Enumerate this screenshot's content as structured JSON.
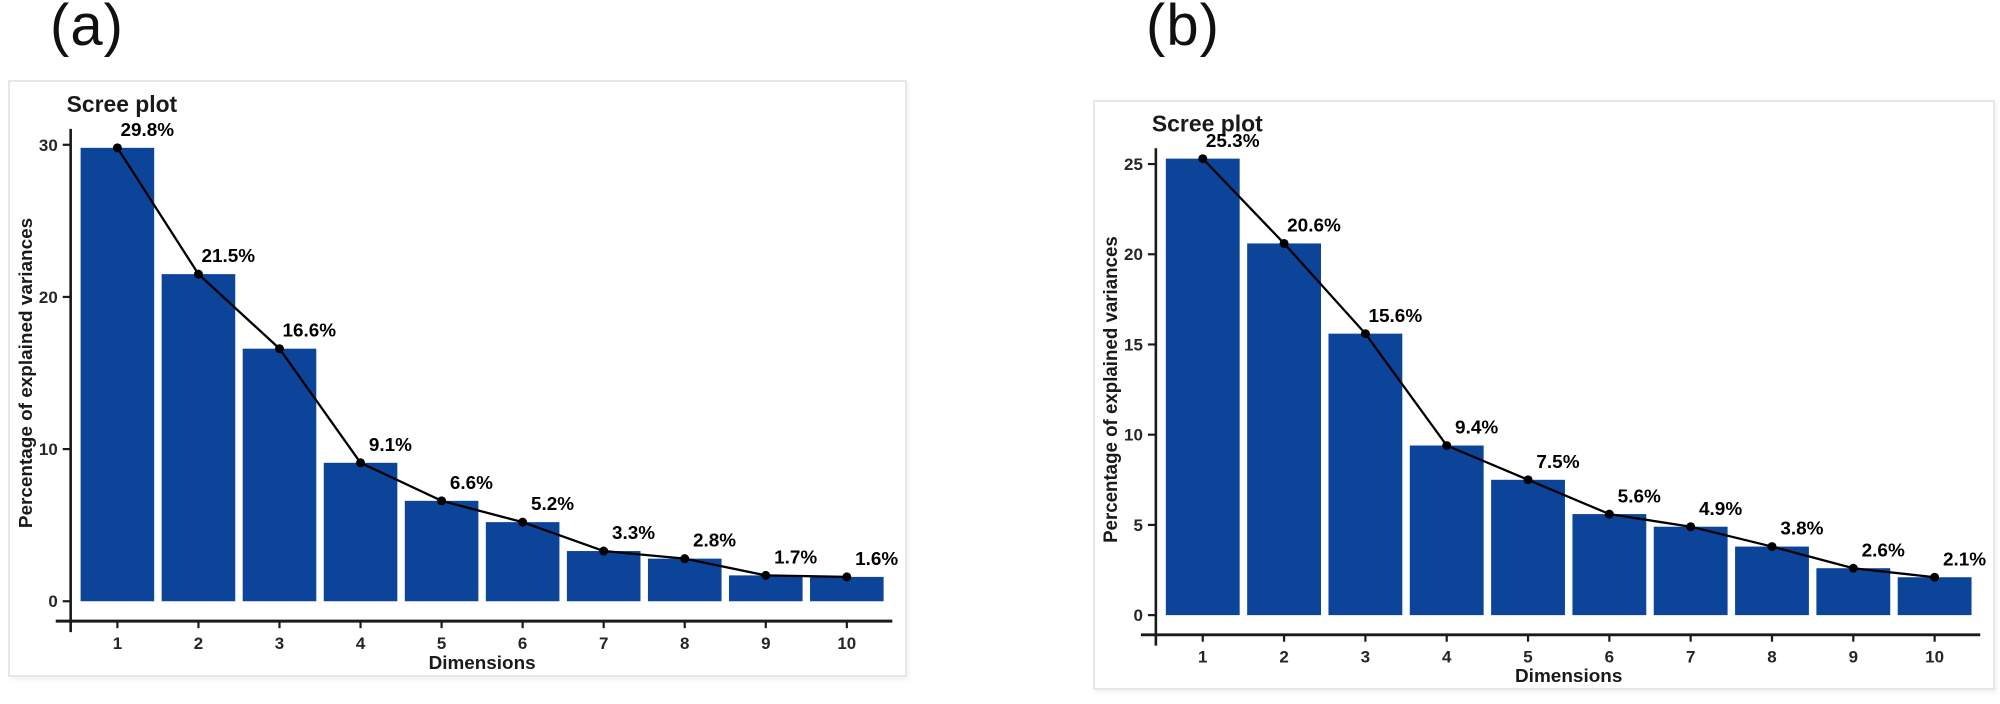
{
  "figure": {
    "panels": [
      {
        "label": "(a)"
      },
      {
        "label": "(b)"
      }
    ]
  },
  "chart_data": [
    {
      "panel": "(a)",
      "type": "bar",
      "overlay": "line",
      "title": "Scree plot",
      "xlabel": "Dimensions",
      "ylabel": "Percentage of explained variances",
      "categories": [
        "1",
        "2",
        "3",
        "4",
        "5",
        "6",
        "7",
        "8",
        "9",
        "10"
      ],
      "values": [
        29.8,
        21.5,
        16.6,
        9.1,
        6.6,
        5.2,
        3.3,
        2.8,
        1.7,
        1.6
      ],
      "point_labels": [
        "29.8%",
        "21.5%",
        "16.6%",
        "9.1%",
        "6.6%",
        "5.2%",
        "3.3%",
        "2.8%",
        "1.7%",
        "1.6%"
      ],
      "yticks": [
        0,
        10,
        20,
        30
      ],
      "ylim": [
        0,
        31.5
      ],
      "grid": false,
      "legend": "none",
      "bar_color": "#0c4499",
      "line_color": "#000000"
    },
    {
      "panel": "(b)",
      "type": "bar",
      "overlay": "line",
      "title": "Scree plot",
      "xlabel": "Dimensions",
      "ylabel": "Percentage of explained variances",
      "categories": [
        "1",
        "2",
        "3",
        "4",
        "5",
        "6",
        "7",
        "8",
        "9",
        "10"
      ],
      "values": [
        25.3,
        20.6,
        15.6,
        9.4,
        7.5,
        5.6,
        4.9,
        3.8,
        2.6,
        2.1
      ],
      "point_labels": [
        "25.3%",
        "20.6%",
        "15.6%",
        "9.4%",
        "7.5%",
        "5.6%",
        "4.9%",
        "3.8%",
        "2.6%",
        "2.1%"
      ],
      "yticks": [
        0,
        5,
        10,
        15,
        20,
        25
      ],
      "ylim": [
        0,
        26.5
      ],
      "grid": false,
      "legend": "none",
      "bar_color": "#0c4499",
      "line_color": "#000000"
    }
  ]
}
────────
Task brief - Exclude all images and restate the records above word for word.

Response to this task -
Enumerate this screenshot's content as structured JSON.
{
  "figure": {
    "panels": [
      {
        "label": "(a)"
      },
      {
        "label": "(b)"
      }
    ]
  },
  "chart_data": [
    {
      "panel": "(a)",
      "type": "bar",
      "overlay": "line",
      "title": "Scree plot",
      "xlabel": "Dimensions",
      "ylabel": "Percentage of explained variances",
      "categories": [
        "1",
        "2",
        "3",
        "4",
        "5",
        "6",
        "7",
        "8",
        "9",
        "10"
      ],
      "values": [
        29.8,
        21.5,
        16.6,
        9.1,
        6.6,
        5.2,
        3.3,
        2.8,
        1.7,
        1.6
      ],
      "point_labels": [
        "29.8%",
        "21.5%",
        "16.6%",
        "9.1%",
        "6.6%",
        "5.2%",
        "3.3%",
        "2.8%",
        "1.7%",
        "1.6%"
      ],
      "yticks": [
        0,
        10,
        20,
        30
      ],
      "ylim": [
        0,
        31.5
      ],
      "grid": false,
      "legend": "none",
      "bar_color": "#0c4499",
      "line_color": "#000000"
    },
    {
      "panel": "(b)",
      "type": "bar",
      "overlay": "line",
      "title": "Scree plot",
      "xlabel": "Dimensions",
      "ylabel": "Percentage of explained variances",
      "categories": [
        "1",
        "2",
        "3",
        "4",
        "5",
        "6",
        "7",
        "8",
        "9",
        "10"
      ],
      "values": [
        25.3,
        20.6,
        15.6,
        9.4,
        7.5,
        5.6,
        4.9,
        3.8,
        2.6,
        2.1
      ],
      "point_labels": [
        "25.3%",
        "20.6%",
        "15.6%",
        "9.4%",
        "7.5%",
        "5.6%",
        "4.9%",
        "3.8%",
        "2.6%",
        "2.1%"
      ],
      "yticks": [
        0,
        5,
        10,
        15,
        20,
        25
      ],
      "ylim": [
        0,
        26.5
      ],
      "grid": false,
      "legend": "none",
      "bar_color": "#0c4499",
      "line_color": "#000000"
    }
  ]
}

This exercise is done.